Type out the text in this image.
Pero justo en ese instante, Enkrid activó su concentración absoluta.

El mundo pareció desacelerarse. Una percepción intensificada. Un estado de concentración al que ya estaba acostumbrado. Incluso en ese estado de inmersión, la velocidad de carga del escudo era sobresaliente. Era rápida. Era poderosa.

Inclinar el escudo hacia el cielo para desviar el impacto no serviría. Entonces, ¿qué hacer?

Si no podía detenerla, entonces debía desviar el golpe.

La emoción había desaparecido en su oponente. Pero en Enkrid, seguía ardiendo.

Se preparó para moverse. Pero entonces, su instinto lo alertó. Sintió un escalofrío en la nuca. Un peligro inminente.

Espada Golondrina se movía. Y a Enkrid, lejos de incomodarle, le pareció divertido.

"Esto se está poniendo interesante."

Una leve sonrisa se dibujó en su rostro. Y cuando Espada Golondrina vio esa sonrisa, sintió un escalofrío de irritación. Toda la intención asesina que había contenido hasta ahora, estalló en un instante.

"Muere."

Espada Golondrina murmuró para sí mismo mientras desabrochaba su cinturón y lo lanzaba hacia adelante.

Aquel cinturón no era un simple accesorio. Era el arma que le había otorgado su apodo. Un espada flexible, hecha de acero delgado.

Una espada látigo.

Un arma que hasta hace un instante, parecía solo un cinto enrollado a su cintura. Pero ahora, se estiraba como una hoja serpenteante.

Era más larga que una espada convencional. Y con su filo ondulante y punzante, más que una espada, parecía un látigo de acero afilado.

━━━━━━

**Your task**
From the listing above, copy out each line where the word "para" appears.

**Finished exercise**
Inclinar el escudo hacia el cielo para desviar el impacto no serviría. Entonces, ¿qué hacer?
Se preparó para moverse. Pero entonces, su instinto lo alertó. Sintió un escalofrío en la nuca. Un peligro inminente.
Espada Golondrina murmuró para sí mismo mientras desabrochaba su cinturón y lo lanzaba hacia adelante.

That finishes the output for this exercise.